**What is being asked:** Exactly reproduce the lines from the line containing "Extract the structured" to the end of the data below, inclusive, and nothing else.

**Items from a data source:**
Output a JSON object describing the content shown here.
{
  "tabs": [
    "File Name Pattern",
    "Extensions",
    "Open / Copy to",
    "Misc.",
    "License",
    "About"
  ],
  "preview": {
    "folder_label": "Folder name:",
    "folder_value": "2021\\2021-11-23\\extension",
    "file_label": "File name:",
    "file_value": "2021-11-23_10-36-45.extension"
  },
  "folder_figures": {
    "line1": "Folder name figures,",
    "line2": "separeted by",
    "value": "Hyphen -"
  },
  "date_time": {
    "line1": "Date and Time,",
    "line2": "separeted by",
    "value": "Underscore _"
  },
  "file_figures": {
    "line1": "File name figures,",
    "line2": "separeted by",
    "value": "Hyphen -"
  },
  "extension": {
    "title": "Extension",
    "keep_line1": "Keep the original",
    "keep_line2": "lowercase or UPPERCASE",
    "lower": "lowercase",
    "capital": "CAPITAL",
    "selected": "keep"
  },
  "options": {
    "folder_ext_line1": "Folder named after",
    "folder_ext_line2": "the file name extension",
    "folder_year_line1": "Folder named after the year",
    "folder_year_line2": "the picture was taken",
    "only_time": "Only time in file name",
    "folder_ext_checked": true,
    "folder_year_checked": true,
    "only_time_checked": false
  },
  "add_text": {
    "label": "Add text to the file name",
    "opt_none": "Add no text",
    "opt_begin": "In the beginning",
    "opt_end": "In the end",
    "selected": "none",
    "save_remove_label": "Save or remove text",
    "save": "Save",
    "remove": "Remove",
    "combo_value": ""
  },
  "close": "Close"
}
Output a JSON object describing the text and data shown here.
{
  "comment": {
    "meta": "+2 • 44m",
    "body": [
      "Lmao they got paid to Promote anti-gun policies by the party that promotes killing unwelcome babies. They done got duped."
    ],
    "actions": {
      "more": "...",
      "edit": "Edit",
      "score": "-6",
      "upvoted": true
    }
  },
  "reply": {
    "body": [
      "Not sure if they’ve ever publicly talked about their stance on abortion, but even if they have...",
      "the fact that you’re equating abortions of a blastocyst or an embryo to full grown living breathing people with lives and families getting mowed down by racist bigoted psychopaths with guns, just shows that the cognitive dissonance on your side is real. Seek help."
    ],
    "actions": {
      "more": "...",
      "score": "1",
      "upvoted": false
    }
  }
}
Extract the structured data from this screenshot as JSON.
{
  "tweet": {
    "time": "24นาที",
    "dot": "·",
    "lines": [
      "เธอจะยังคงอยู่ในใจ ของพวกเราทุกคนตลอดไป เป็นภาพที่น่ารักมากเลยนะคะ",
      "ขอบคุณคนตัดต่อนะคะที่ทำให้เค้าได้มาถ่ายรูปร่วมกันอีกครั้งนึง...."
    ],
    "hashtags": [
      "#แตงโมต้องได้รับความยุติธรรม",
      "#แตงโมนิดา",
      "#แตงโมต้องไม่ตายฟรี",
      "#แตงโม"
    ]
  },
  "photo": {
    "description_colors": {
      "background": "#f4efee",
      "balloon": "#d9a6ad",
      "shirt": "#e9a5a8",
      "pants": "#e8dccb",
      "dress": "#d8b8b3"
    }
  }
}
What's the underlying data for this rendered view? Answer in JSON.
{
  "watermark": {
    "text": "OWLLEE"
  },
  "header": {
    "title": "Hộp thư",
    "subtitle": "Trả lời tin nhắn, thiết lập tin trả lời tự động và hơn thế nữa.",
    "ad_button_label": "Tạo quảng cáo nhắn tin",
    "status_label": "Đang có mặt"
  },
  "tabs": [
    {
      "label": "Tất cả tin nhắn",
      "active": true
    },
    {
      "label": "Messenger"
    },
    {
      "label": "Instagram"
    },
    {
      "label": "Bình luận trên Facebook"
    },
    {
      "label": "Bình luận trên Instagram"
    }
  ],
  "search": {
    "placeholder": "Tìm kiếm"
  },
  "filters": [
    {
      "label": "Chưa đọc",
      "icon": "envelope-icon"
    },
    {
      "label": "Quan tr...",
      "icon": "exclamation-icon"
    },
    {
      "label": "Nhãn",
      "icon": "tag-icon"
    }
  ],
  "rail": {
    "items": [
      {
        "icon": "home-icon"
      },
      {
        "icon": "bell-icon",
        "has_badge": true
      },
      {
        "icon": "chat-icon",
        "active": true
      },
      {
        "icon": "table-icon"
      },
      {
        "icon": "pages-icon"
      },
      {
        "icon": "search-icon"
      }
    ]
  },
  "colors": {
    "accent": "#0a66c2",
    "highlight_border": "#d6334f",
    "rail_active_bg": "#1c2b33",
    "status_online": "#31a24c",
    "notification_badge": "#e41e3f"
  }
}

**Output below:**
Extract the structured data from this screenshot as JSON.
{
  "tweet": {
    "time": "24นาที",
    "dot": "·",
    "lines": [
      "เธอจะยังคงอยู่ในใจ ของพวกเราทุกคนตลอดไป เป็นภาพที่น่ารักมากเลยนะคะ",
      "ขอบคุณคนตัดต่อนะคะที่ทำให้เค้าได้มาถ่ายรูปร่วมกันอีกครั้งนึง...."
    ],
    "hashtags": [
      "#แตงโมต้องได้รับความยุติธรรม",
      "#แตงโมนิดา",
      "#แตงโมต้องไม่ตายฟรี",
      "#แตงโม"
    ]
  },
  "photo": {
    "description_colors": {
      "background": "#f4efee",
      "balloon": "#d9a6ad",
      "shirt": "#e9a5a8",
      "pants": "#e8dccb",
      "dress": "#d8b8b3"
    }
  }
}
What's the underlying data for this rendered view? Answer in JSON.
{
  "watermark": {
    "text": "OWLLEE"
  },
  "header": {
    "title": "Hộp thư",
    "subtitle": "Trả lời tin nhắn, thiết lập tin trả lời tự động và hơn thế nữa.",
    "ad_button_label": "Tạo quảng cáo nhắn tin",
    "status_label": "Đang có mặt"
  },
  "tabs": [
    {
      "label": "Tất cả tin nhắn",
      "active": true
    },
    {
      "label": "Messenger"
    },
    {
      "label": "Instagram"
    },
    {
      "label": "Bình luận trên Facebook"
    },
    {
      "label": "Bình luận trên Instagram"
    }
  ],
  "search": {
    "placeholder": "Tìm kiếm"
  },
  "filters": [
    {
      "label": "Chưa đọc",
      "icon": "envelope-icon"
    },
    {
      "label": "Quan tr...",
      "icon": "exclamation-icon"
    },
    {
      "label": "Nhãn",
      "icon": "tag-icon"
    }
  ],
  "rail": {
    "items": [
      {
        "icon": "home-icon"
      },
      {
        "icon": "bell-icon",
        "has_badge": true
      },
      {
        "icon": "chat-icon",
        "active": true
      },
      {
        "icon": "table-icon"
      },
      {
        "icon": "pages-icon"
      },
      {
        "icon": "search-icon"
      }
    ]
  },
  "colors": {
    "accent": "#0a66c2",
    "highlight_border": "#d6334f",
    "rail_active_bg": "#1c2b33",
    "status_online": "#31a24c",
    "notification_badge": "#e41e3f"
  }
}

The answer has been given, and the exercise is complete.